_Brief_. In the entries that follow, how many lines contain "title"? Answer with the number only.
====================
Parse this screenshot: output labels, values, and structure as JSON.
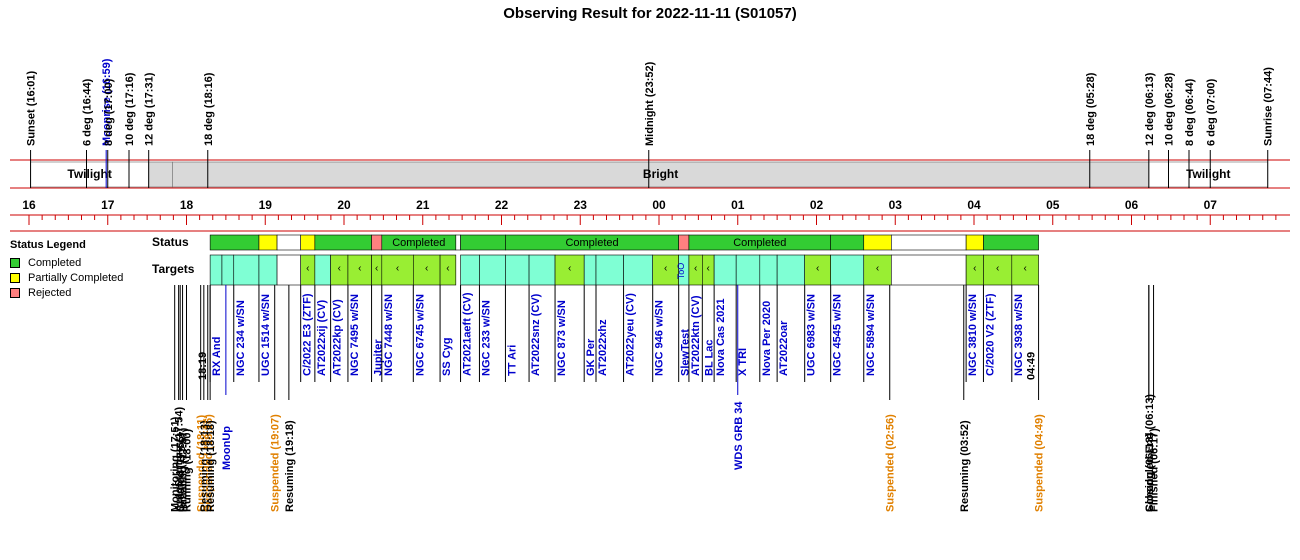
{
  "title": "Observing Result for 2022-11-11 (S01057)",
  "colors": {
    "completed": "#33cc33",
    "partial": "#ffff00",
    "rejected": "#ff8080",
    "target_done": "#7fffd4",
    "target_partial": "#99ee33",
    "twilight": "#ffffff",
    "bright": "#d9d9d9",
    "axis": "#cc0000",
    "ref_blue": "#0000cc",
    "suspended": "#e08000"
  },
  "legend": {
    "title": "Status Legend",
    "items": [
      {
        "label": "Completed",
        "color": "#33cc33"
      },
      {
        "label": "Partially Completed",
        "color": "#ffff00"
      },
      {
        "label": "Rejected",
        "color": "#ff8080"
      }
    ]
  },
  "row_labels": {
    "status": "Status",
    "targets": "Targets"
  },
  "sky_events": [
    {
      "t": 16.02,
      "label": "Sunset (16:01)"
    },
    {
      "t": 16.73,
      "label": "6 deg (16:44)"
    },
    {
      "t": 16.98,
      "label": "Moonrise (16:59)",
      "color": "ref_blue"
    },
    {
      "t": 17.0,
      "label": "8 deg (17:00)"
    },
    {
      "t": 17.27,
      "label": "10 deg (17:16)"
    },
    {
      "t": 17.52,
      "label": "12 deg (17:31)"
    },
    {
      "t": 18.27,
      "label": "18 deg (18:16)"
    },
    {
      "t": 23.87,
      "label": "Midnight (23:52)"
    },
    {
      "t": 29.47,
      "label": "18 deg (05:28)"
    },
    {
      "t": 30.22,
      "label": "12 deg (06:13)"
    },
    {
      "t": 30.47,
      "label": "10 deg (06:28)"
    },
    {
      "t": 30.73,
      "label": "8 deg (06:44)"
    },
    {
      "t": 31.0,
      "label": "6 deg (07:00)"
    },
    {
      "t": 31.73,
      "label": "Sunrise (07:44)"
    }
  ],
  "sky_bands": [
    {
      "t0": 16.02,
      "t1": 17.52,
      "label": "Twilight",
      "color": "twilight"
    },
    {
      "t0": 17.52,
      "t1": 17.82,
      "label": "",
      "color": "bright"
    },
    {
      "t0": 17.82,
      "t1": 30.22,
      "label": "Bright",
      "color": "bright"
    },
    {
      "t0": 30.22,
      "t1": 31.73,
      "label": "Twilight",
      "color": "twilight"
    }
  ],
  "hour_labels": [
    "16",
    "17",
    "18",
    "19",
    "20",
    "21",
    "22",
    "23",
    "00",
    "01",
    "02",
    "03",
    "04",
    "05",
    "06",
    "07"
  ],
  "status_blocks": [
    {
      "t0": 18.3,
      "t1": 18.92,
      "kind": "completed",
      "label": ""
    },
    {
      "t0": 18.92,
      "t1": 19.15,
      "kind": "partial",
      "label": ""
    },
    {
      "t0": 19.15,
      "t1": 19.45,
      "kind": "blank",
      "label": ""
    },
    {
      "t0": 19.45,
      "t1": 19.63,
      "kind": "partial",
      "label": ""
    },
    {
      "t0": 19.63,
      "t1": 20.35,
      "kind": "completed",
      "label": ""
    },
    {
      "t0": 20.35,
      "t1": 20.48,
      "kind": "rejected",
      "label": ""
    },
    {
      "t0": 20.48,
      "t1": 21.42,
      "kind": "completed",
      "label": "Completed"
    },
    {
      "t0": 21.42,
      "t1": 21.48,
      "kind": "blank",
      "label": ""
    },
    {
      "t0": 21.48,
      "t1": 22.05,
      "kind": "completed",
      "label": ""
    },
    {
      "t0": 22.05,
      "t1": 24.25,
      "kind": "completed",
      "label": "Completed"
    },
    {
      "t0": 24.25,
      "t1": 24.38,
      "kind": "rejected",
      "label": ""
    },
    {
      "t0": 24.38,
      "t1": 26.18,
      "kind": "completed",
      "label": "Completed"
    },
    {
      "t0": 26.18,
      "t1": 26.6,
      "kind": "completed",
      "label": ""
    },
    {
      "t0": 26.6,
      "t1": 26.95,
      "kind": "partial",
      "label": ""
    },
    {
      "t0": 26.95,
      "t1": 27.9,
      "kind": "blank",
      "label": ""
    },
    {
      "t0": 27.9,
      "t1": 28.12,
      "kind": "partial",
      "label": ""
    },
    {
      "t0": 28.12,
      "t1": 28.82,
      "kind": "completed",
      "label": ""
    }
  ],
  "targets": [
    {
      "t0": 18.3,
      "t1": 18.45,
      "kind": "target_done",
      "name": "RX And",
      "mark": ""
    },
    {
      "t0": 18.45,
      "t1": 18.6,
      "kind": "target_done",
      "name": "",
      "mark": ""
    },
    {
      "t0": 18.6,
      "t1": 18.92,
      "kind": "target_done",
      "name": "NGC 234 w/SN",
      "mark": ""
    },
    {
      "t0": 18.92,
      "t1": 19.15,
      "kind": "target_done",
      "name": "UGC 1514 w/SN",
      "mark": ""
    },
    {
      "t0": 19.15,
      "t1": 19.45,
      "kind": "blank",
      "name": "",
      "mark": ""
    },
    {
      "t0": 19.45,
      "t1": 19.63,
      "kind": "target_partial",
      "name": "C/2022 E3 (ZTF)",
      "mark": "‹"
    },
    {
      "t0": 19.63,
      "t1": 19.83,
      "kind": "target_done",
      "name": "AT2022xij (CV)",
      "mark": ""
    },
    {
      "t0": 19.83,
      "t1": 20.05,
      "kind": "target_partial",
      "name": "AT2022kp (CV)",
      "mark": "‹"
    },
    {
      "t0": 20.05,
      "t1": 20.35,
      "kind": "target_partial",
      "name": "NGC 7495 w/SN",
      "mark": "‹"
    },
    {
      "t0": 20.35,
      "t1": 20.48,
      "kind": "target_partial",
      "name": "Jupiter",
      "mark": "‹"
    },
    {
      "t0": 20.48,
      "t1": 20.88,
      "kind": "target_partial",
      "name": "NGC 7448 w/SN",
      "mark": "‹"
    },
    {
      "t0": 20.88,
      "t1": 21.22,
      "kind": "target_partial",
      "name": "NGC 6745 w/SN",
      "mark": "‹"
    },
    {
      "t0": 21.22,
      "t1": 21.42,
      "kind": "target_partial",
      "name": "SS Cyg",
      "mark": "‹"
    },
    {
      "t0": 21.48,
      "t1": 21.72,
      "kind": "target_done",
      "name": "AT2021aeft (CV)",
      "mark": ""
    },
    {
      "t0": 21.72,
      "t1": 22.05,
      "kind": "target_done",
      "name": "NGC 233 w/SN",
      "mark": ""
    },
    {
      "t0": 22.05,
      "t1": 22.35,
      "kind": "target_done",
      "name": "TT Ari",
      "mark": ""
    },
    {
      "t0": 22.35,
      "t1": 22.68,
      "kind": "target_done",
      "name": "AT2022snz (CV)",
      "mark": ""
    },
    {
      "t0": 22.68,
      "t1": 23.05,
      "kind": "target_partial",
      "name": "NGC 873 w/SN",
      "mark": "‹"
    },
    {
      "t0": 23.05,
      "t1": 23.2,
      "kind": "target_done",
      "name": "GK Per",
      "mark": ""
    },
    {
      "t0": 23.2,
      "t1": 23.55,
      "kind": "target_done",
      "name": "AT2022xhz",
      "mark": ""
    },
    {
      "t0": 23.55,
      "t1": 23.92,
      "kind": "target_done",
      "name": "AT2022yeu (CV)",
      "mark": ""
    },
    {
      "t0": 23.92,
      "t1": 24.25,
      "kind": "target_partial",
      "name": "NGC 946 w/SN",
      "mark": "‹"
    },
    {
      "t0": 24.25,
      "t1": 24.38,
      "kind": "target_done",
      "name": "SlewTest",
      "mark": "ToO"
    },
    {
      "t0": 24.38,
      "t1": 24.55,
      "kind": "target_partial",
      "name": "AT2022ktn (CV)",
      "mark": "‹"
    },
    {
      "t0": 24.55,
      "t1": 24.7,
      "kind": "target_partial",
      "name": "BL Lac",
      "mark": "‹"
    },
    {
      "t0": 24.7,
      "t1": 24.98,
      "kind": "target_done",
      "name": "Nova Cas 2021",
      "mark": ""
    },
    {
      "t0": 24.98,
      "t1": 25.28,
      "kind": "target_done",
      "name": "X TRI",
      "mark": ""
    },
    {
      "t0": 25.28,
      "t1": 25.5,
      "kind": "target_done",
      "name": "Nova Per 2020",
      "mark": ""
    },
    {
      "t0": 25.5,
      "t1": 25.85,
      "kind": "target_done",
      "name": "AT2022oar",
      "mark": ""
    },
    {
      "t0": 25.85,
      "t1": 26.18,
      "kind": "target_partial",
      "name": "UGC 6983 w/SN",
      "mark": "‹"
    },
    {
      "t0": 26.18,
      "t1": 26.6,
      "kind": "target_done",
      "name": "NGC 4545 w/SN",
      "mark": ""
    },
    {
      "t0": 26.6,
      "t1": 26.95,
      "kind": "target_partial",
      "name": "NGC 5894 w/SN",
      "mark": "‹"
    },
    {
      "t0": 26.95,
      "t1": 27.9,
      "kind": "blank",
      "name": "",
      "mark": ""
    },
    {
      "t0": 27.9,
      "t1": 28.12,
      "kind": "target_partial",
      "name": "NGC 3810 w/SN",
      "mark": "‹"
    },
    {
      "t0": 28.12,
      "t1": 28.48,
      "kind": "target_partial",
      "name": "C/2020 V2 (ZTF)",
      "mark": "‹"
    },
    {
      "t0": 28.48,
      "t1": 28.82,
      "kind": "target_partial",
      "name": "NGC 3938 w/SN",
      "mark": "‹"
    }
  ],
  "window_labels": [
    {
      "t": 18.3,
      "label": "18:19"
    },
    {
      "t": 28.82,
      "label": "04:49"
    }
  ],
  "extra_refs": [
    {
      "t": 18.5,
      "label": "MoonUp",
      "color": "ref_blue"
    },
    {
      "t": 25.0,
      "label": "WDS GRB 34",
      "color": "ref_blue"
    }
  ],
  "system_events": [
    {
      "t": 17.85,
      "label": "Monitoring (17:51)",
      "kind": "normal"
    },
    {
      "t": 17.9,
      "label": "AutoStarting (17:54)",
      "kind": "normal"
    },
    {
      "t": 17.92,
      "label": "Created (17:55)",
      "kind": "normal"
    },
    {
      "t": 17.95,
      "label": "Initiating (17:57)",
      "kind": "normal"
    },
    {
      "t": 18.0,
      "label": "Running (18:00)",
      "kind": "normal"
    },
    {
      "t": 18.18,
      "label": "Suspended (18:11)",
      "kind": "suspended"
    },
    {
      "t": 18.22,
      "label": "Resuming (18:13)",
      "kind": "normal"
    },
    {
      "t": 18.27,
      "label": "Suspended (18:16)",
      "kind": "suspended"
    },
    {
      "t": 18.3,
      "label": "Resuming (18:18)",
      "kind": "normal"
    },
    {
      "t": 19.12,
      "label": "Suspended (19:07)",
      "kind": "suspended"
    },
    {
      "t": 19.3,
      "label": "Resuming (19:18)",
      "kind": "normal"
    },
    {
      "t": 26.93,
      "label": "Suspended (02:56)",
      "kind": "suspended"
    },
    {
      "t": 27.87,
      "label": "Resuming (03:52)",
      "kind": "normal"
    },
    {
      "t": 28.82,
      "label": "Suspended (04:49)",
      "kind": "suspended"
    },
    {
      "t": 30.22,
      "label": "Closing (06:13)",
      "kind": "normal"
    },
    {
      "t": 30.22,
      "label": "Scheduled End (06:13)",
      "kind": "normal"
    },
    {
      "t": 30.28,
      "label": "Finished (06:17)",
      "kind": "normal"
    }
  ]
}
====================
_Response to the task_. 2